┌─ FONTE

Com a Revolução Industrial, as necessidades da população cresceram e, assim, a produção em escala industrial, para atender à demanda por agasalho, alimento, energia, dentre tantas outras, forçou a criação de indústrias, surgindo, no entanto, os primeiros produtos manufaturados. Com a produção em grande escala, os problemas de qualidade dos produtos passaram a ser uma preocupação das pessoas que os adquiriam.
 
No início do Século XX, surgiu um movimento chamado “administração científica”, criado pelo engenheiro Taylor, que modificou todo o conceito produtivo, afetando diretamente a qualidade dos produtos. As atividades eram descritas para cada função, e as pessoas, treinadas para executá-las no menor tempo possível e sendo premiadas quando atingiam suas metas, ou punidas quando não conseguiam um bom resultado.
 
Uma ação importante para o desenvolvimento da qualidade aconteceu no início da década de 1920, quando a companhia Bell Telefone de Nova Yorque introduziu o controle estatístico de processo para monitorar a qualidade na montagem dos componentes dos aparelhos que produzia. Nessa ocasião, começou-se a utilizar a ferramenta de qualidade PDCA, que, mais tarde, seria bastante divulgada por Deming. O PDCA é originado das seguintes palavras inglesas: Plan, Do, Check e Action, que significa planejamento, desenvolvimento, controle e ação corretiva. Em relação ao controle de qualidade, este começou a utilizar o conceito de amostragem para avaliar os lotes de componentes, substituindo a inspeção total desses componentes, que era de custo muito alto e, mesmo assim, não garantia a isenção total de defeitos. O controle estatístico de processo, que enfoca uma abordagem preventiva, promoveria mudanças profundas nas organizações.

└─
┌─ DADOS LISTADOS

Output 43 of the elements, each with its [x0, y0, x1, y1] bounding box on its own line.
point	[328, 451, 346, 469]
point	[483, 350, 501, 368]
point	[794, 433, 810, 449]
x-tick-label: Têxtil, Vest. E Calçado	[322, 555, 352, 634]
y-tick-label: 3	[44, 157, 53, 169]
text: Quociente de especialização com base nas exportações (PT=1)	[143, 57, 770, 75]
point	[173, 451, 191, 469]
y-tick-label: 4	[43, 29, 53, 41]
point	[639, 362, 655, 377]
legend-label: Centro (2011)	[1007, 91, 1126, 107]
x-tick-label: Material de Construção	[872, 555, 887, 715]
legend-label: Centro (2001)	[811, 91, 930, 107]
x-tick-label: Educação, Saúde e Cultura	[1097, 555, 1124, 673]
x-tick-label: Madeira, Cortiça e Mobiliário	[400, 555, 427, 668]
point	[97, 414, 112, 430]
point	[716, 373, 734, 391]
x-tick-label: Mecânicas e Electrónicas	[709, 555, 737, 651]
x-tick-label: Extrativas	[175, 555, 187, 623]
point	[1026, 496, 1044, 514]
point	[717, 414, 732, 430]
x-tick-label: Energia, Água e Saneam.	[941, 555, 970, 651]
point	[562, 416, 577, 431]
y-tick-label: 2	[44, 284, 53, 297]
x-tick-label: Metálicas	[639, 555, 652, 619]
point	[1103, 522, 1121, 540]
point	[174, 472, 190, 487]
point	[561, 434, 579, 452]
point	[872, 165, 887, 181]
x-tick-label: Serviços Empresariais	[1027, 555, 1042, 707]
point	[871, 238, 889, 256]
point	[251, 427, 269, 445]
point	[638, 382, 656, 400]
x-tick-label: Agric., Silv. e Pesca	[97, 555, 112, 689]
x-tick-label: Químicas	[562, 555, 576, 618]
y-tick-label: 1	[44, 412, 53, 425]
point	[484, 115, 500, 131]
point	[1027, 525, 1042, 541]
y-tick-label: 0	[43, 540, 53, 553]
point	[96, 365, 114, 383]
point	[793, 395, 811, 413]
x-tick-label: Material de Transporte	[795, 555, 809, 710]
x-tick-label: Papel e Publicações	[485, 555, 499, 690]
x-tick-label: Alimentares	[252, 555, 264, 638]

└─

## ORIENTAÇÃO
Verta para o inglês esta frase do texto sobre a evolução da qualidade: "Com a produção em grande escala, os problemas de qualidade dos produtos passaram a ser uma preocupação das pessoas que os adquiriam." Os dados não têm nenhuma relação com esta atividade.

## EXERCÍCIO RESOLVIDO
With large-scale production, product quality problems became a concern for the people who purchased them.